Exercise prompt
Write out every entry, unchanged. Skip any picture.

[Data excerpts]

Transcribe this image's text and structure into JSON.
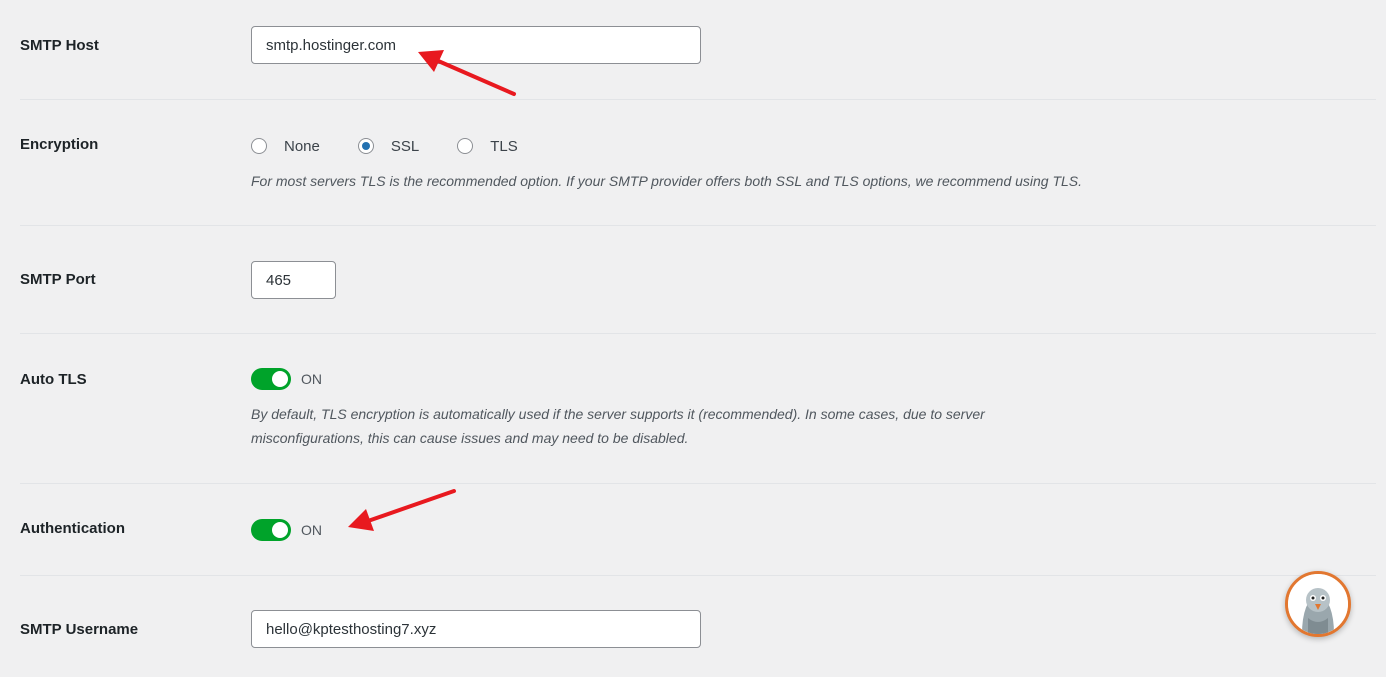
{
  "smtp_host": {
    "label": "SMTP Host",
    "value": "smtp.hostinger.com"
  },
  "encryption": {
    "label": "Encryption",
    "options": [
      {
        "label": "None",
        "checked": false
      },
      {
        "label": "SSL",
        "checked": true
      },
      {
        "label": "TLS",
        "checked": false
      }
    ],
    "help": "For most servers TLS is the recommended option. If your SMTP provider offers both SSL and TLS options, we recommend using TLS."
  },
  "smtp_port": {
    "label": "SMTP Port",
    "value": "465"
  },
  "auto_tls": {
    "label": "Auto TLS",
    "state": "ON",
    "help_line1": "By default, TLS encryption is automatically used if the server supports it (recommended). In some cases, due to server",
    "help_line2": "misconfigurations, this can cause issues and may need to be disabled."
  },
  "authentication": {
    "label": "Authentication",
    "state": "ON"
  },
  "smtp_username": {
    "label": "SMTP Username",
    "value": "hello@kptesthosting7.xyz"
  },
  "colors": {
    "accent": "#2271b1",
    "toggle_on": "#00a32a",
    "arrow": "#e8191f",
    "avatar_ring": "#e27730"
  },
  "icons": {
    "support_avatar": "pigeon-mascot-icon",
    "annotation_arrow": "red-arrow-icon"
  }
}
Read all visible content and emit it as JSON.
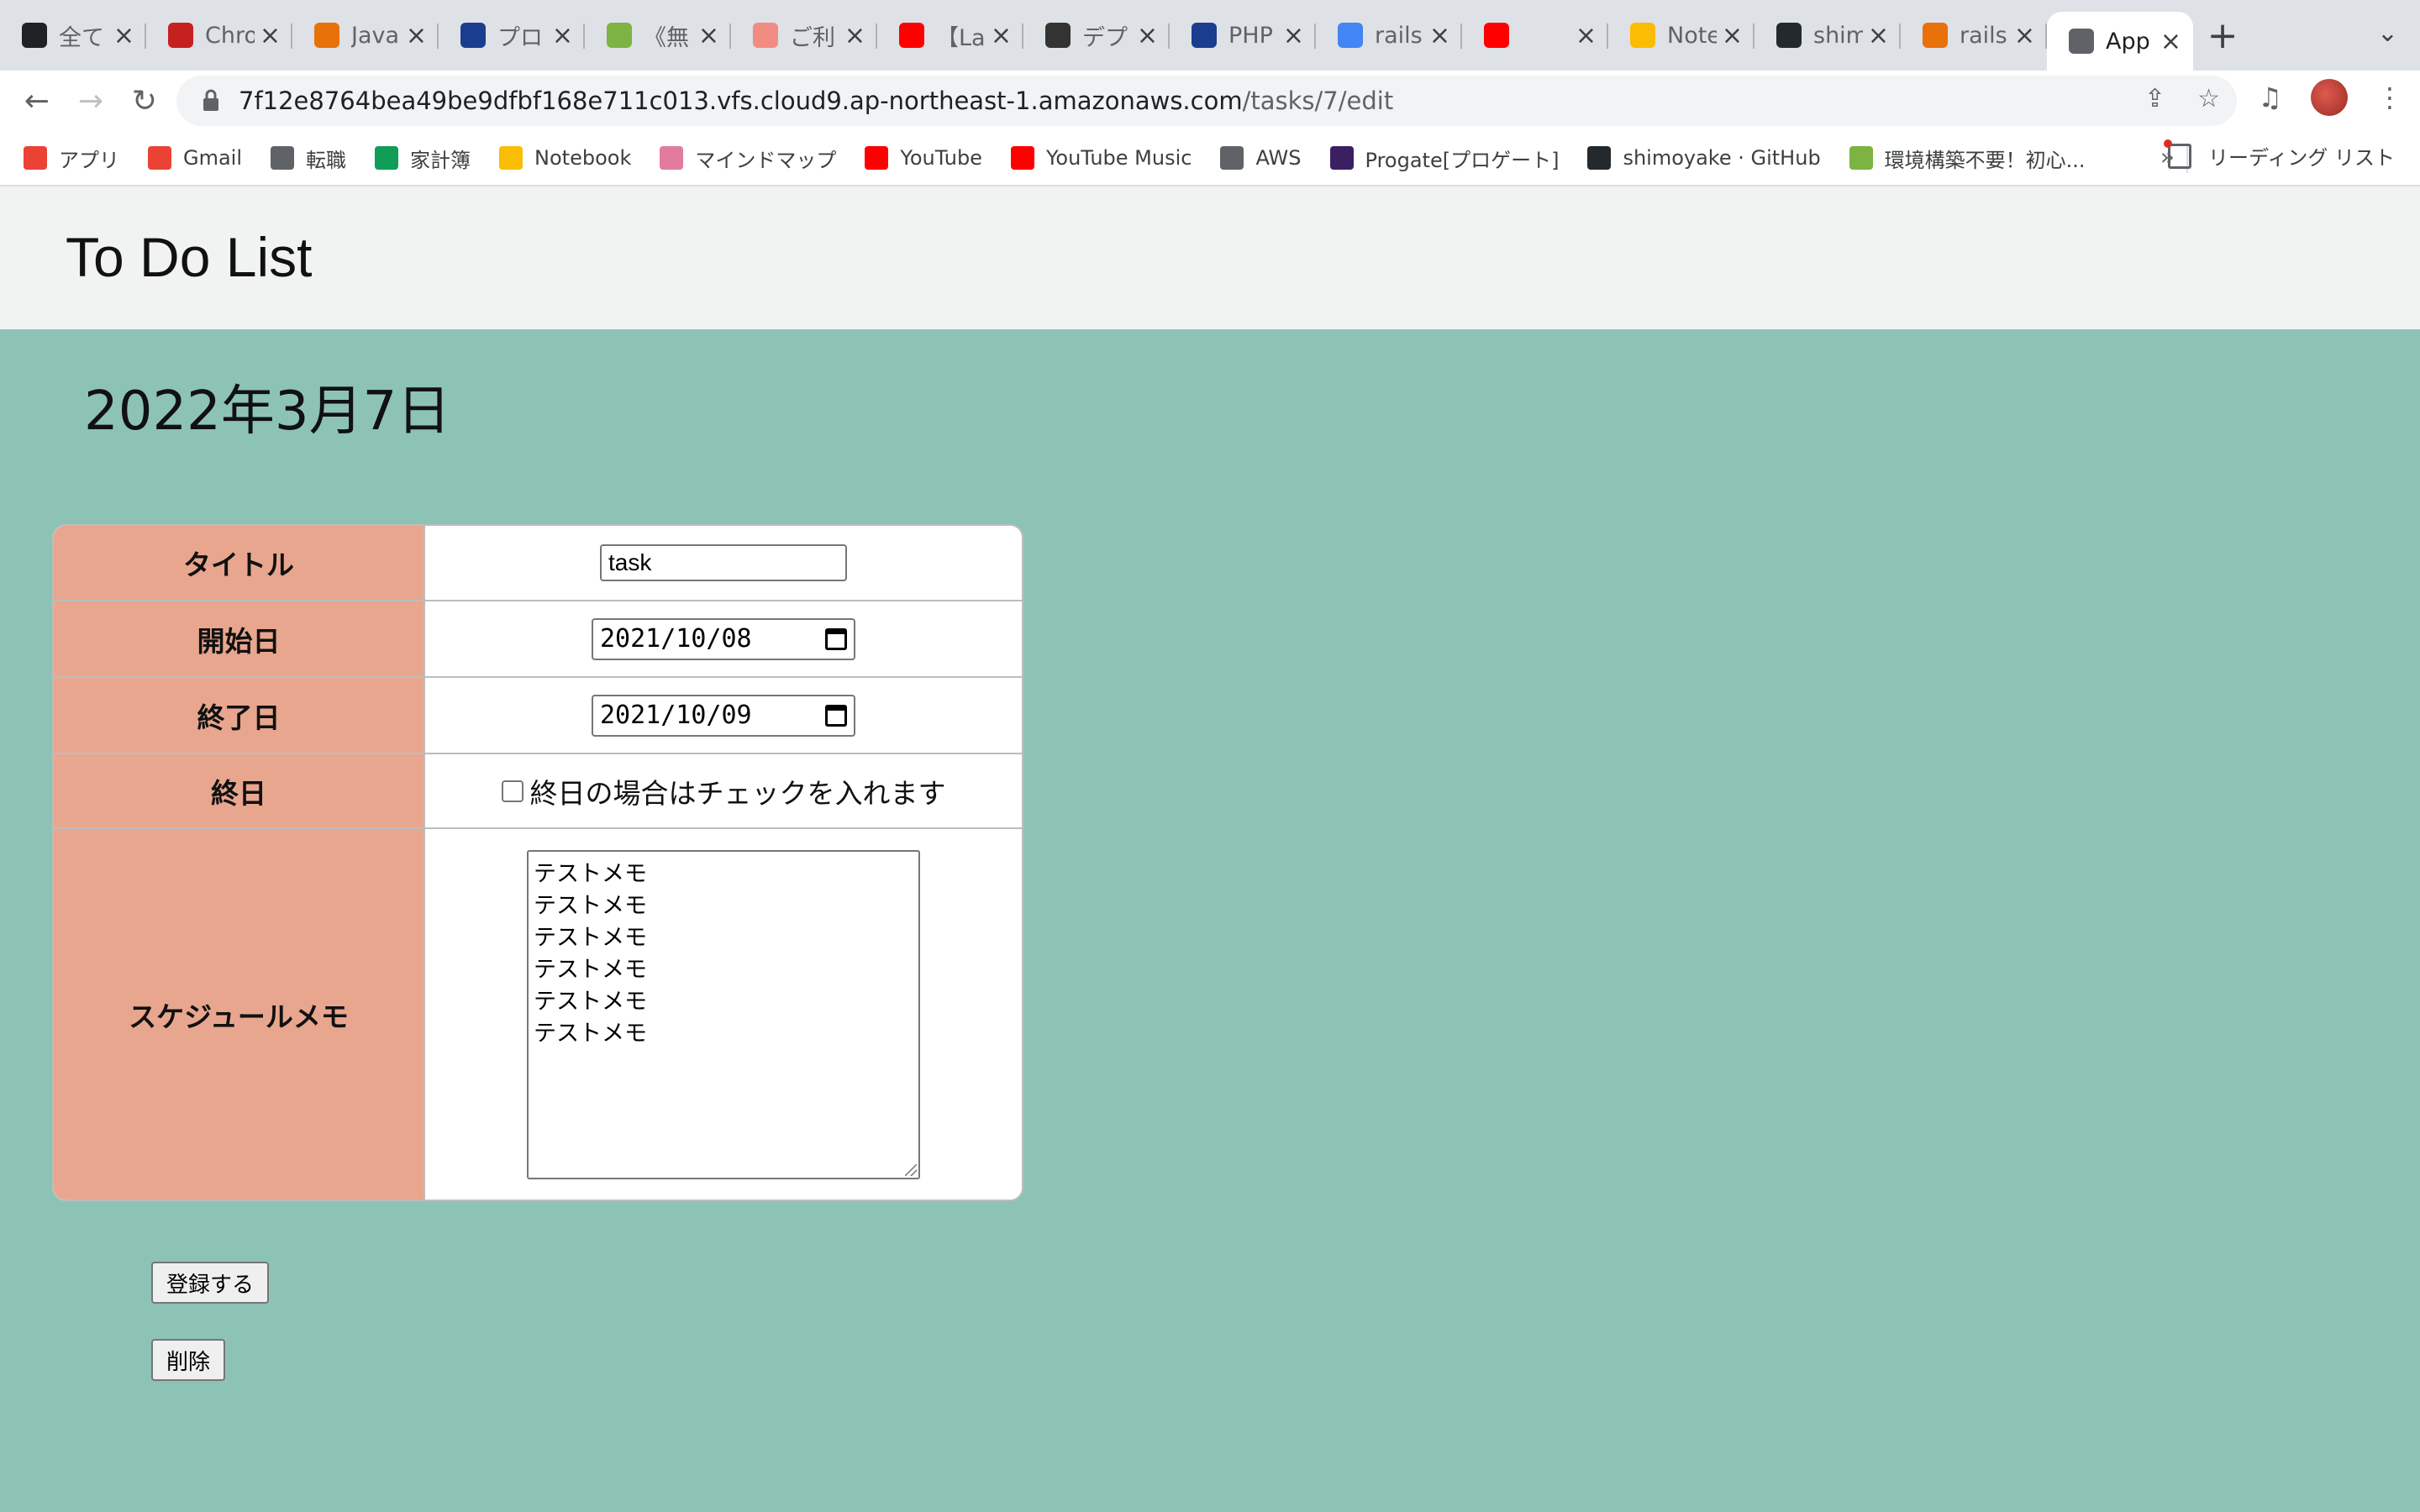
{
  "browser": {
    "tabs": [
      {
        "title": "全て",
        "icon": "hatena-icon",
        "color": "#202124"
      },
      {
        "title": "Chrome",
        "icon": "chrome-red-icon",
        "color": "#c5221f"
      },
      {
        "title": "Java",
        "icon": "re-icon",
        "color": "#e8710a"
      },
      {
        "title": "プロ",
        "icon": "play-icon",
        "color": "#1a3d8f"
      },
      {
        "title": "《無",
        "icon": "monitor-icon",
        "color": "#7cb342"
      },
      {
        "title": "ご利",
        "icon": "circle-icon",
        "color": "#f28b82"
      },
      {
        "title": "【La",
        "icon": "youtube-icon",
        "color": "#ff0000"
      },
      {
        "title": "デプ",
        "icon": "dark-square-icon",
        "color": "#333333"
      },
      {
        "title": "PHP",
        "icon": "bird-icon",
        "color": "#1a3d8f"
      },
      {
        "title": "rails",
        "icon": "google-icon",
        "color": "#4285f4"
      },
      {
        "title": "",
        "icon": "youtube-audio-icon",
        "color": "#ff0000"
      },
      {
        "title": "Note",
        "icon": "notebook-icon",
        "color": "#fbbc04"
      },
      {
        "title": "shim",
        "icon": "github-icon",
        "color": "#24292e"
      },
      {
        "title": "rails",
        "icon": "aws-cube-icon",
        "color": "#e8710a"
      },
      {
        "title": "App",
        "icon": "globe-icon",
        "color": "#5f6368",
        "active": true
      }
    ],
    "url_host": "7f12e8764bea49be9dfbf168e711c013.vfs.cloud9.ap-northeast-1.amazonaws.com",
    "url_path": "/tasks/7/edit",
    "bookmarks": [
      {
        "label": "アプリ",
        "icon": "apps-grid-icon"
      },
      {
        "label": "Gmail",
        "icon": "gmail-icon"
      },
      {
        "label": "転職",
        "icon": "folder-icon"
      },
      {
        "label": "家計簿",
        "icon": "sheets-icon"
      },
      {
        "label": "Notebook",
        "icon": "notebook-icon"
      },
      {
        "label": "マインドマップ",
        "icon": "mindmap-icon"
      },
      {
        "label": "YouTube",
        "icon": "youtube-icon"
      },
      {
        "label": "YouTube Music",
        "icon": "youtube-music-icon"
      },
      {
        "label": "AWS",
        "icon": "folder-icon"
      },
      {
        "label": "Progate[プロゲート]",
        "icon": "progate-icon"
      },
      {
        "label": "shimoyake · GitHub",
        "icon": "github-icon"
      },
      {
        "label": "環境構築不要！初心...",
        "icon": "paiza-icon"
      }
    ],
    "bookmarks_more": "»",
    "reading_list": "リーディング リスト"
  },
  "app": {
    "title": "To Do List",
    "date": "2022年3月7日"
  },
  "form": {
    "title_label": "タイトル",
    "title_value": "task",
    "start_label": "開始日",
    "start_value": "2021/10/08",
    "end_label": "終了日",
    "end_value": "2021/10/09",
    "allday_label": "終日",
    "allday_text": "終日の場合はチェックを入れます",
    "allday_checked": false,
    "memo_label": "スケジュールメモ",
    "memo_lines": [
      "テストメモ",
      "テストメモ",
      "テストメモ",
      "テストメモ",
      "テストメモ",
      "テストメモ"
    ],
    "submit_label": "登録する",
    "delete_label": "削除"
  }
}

Exercise output
Transcribe this image's text and structure into JSON.
{
  "smtp_host": {
    "label": "SMTP Host",
    "value": "smtp.hostinger.com"
  },
  "encryption": {
    "label": "Encryption",
    "options": [
      {
        "label": "None",
        "checked": false
      },
      {
        "label": "SSL",
        "checked": true
      },
      {
        "label": "TLS",
        "checked": false
      }
    ],
    "help": "For most servers TLS is the recommended option. If your SMTP provider offers both SSL and TLS options, we recommend using TLS."
  },
  "smtp_port": {
    "label": "SMTP Port",
    "value": "465"
  },
  "auto_tls": {
    "label": "Auto TLS",
    "state": "ON",
    "help_line1": "By default, TLS encryption is automatically used if the server supports it (recommended). In some cases, due to server",
    "help_line2": "misconfigurations, this can cause issues and may need to be disabled."
  },
  "authentication": {
    "label": "Authentication",
    "state": "ON"
  },
  "smtp_username": {
    "label": "SMTP Username",
    "value": "hello@kptesthosting7.xyz"
  },
  "colors": {
    "accent": "#2271b1",
    "toggle_on": "#00a32a",
    "arrow": "#e8191f",
    "avatar_ring": "#e27730"
  },
  "icons": {
    "support_avatar": "pigeon-mascot-icon",
    "annotation_arrow": "red-arrow-icon"
  }
}
Read all visible content and emit it as JSON.
{
  "browser": {
    "tabs": [
      {
        "title": "全て",
        "icon": "hatena-icon",
        "color": "#202124"
      },
      {
        "title": "Chrome",
        "icon": "chrome-red-icon",
        "color": "#c5221f"
      },
      {
        "title": "Java",
        "icon": "re-icon",
        "color": "#e8710a"
      },
      {
        "title": "プロ",
        "icon": "play-icon",
        "color": "#1a3d8f"
      },
      {
        "title": "《無",
        "icon": "monitor-icon",
        "color": "#7cb342"
      },
      {
        "title": "ご利",
        "icon": "circle-icon",
        "color": "#f28b82"
      },
      {
        "title": "【La",
        "icon": "youtube-icon",
        "color": "#ff0000"
      },
      {
        "title": "デプ",
        "icon": "dark-square-icon",
        "color": "#333333"
      },
      {
        "title": "PHP",
        "icon": "bird-icon",
        "color": "#1a3d8f"
      },
      {
        "title": "rails",
        "icon": "google-icon",
        "color": "#4285f4"
      },
      {
        "title": "",
        "icon": "youtube-audio-icon",
        "color": "#ff0000"
      },
      {
        "title": "Note",
        "icon": "notebook-icon",
        "color": "#fbbc04"
      },
      {
        "title": "shim",
        "icon": "github-icon",
        "color": "#24292e"
      },
      {
        "title": "rails",
        "icon": "aws-cube-icon",
        "color": "#e8710a"
      },
      {
        "title": "App",
        "icon": "globe-icon",
        "color": "#5f6368",
        "active": true
      }
    ],
    "url_host": "7f12e8764bea49be9dfbf168e711c013.vfs.cloud9.ap-northeast-1.amazonaws.com",
    "url_path": "/tasks/7/edit",
    "bookmarks": [
      {
        "label": "アプリ",
        "icon": "apps-grid-icon"
      },
      {
        "label": "Gmail",
        "icon": "gmail-icon"
      },
      {
        "label": "転職",
        "icon": "folder-icon"
      },
      {
        "label": "家計簿",
        "icon": "sheets-icon"
      },
      {
        "label": "Notebook",
        "icon": "notebook-icon"
      },
      {
        "label": "マインドマップ",
        "icon": "mindmap-icon"
      },
      {
        "label": "YouTube",
        "icon": "youtube-icon"
      },
      {
        "label": "YouTube Music",
        "icon": "youtube-music-icon"
      },
      {
        "label": "AWS",
        "icon": "folder-icon"
      },
      {
        "label": "Progate[プロゲート]",
        "icon": "progate-icon"
      },
      {
        "label": "shimoyake · GitHub",
        "icon": "github-icon"
      },
      {
        "label": "環境構築不要！初心...",
        "icon": "paiza-icon"
      }
    ],
    "bookmarks_more": "»",
    "reading_list": "リーディング リスト"
  },
  "app": {
    "title": "To Do List",
    "date": "2022年3月7日"
  },
  "form": {
    "title_label": "タイトル",
    "title_value": "task",
    "start_label": "開始日",
    "start_value": "2021/10/08",
    "end_label": "終了日",
    "end_value": "2021/10/09",
    "allday_label": "終日",
    "allday_text": "終日の場合はチェックを入れます",
    "allday_checked": false,
    "memo_label": "スケジュールメモ",
    "memo_lines": [
      "テストメモ",
      "テストメモ",
      "テストメモ",
      "テストメモ",
      "テストメモ",
      "テストメモ"
    ],
    "submit_label": "登録する",
    "delete_label": "削除"
  }
}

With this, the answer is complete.